# YOUR OBJECTIVE
Copy out every line that contains "Show".

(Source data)
• • • • •

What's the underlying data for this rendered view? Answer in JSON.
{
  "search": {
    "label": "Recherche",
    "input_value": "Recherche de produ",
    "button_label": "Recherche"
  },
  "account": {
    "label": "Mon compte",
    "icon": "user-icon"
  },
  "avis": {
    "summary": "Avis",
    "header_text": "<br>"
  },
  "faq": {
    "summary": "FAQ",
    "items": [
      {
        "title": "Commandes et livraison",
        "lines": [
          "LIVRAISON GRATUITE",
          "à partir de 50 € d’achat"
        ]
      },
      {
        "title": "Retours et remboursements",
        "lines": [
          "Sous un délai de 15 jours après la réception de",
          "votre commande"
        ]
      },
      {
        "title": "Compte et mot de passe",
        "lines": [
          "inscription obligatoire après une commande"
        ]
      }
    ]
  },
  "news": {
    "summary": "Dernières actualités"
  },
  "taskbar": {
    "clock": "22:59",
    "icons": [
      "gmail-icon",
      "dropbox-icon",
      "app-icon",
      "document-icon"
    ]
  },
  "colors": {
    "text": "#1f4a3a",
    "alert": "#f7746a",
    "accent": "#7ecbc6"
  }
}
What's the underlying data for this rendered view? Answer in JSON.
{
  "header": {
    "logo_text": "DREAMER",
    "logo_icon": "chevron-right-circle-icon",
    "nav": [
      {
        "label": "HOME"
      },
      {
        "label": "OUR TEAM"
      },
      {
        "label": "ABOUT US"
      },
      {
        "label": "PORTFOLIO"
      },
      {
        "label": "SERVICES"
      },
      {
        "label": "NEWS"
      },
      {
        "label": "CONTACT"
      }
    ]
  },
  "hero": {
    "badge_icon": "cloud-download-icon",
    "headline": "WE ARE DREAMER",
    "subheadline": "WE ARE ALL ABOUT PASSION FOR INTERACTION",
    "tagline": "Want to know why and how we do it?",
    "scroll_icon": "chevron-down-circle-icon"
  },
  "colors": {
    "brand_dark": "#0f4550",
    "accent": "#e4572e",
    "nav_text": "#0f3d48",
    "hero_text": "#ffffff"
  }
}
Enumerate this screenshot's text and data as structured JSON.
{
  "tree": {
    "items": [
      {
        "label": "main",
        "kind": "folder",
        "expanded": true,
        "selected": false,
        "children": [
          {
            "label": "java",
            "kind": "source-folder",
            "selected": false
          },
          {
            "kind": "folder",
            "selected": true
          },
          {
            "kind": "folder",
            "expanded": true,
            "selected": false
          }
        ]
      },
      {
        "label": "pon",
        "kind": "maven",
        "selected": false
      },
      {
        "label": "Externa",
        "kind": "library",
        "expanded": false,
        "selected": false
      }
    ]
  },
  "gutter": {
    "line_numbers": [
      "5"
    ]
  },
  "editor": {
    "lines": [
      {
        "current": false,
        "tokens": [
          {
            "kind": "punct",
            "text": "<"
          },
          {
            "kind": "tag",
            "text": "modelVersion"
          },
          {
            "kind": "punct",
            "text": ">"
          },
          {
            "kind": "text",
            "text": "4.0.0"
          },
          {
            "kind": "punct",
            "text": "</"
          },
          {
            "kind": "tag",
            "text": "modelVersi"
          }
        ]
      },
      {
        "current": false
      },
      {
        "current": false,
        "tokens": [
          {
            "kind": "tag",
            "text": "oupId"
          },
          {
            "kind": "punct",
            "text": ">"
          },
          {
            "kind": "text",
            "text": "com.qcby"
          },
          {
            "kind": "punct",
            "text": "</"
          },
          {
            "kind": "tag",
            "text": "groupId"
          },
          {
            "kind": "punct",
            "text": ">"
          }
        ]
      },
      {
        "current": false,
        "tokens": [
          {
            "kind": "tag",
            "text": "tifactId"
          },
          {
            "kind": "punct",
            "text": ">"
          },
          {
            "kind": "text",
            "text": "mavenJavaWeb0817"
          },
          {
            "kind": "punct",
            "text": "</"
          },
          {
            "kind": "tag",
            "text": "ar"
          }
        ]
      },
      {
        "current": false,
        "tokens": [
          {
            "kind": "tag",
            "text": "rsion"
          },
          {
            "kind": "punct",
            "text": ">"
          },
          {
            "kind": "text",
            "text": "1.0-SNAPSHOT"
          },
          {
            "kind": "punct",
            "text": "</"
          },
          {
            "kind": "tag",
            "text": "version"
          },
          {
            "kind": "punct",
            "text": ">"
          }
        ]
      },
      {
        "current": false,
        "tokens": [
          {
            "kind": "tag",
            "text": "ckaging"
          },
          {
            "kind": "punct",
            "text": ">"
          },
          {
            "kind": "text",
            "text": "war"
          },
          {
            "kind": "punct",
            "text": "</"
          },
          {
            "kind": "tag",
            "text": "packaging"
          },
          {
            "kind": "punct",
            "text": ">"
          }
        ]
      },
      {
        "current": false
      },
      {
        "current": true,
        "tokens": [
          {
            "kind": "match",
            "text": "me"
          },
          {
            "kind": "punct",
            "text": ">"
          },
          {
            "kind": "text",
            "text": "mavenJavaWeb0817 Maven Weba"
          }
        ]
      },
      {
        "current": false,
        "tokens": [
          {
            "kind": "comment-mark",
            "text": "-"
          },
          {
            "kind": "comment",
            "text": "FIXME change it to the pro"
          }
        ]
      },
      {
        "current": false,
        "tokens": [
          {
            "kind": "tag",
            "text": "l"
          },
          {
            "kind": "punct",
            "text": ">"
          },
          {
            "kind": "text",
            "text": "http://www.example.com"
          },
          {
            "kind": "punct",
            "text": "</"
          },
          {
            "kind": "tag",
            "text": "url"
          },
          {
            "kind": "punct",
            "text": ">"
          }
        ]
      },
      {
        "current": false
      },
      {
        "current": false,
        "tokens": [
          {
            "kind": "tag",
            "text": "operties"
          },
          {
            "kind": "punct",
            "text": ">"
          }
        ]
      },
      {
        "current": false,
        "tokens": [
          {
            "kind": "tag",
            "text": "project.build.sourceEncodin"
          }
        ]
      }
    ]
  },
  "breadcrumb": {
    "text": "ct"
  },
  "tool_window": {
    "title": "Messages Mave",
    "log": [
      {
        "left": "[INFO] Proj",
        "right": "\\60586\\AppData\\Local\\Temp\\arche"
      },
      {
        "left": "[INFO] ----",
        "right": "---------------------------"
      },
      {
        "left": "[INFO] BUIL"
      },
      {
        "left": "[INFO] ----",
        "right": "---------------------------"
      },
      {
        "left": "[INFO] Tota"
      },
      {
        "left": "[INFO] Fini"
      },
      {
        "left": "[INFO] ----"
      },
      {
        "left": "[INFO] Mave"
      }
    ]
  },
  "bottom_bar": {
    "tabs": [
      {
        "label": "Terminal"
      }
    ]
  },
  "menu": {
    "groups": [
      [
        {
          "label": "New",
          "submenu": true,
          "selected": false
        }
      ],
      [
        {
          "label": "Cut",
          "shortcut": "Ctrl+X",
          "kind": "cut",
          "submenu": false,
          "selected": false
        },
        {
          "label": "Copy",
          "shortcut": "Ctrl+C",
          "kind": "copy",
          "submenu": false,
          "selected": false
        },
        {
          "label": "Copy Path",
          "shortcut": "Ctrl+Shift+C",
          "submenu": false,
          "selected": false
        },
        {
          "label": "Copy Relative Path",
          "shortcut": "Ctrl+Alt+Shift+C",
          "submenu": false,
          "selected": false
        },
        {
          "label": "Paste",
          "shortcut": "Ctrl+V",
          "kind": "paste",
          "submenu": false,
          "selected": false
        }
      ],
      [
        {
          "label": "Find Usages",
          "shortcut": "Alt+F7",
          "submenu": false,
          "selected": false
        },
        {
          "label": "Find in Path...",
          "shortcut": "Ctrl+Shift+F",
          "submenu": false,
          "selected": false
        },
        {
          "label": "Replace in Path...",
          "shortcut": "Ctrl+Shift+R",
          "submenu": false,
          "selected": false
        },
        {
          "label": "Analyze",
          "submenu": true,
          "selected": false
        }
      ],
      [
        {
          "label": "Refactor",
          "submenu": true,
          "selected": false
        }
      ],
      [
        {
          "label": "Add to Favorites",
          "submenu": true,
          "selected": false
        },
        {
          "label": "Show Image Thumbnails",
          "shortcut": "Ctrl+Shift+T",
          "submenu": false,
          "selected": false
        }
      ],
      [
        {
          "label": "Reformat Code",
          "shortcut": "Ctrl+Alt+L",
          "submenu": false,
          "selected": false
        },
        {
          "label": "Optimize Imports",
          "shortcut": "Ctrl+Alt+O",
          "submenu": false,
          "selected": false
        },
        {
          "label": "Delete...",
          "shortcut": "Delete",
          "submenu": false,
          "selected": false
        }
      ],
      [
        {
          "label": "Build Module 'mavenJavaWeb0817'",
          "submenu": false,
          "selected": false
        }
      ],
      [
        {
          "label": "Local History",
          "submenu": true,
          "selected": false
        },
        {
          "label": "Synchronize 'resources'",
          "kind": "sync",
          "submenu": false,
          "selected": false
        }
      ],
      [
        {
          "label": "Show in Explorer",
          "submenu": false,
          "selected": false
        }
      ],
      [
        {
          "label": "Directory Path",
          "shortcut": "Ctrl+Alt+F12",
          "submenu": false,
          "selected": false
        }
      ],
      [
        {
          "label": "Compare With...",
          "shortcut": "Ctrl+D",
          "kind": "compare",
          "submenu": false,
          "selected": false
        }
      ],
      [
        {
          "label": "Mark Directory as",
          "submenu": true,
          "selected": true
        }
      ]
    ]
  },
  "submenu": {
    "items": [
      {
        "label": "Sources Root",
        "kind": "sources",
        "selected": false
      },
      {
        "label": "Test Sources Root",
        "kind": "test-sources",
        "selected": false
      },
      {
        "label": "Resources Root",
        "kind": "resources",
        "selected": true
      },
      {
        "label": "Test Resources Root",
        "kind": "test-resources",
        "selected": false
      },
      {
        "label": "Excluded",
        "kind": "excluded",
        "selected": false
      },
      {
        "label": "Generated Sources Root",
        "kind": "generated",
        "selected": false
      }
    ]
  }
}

• • • • •

# SOLUTION FOR THIS TASK
          "label": "Show Image Thumbnails",
          "label": "Show in Explorer",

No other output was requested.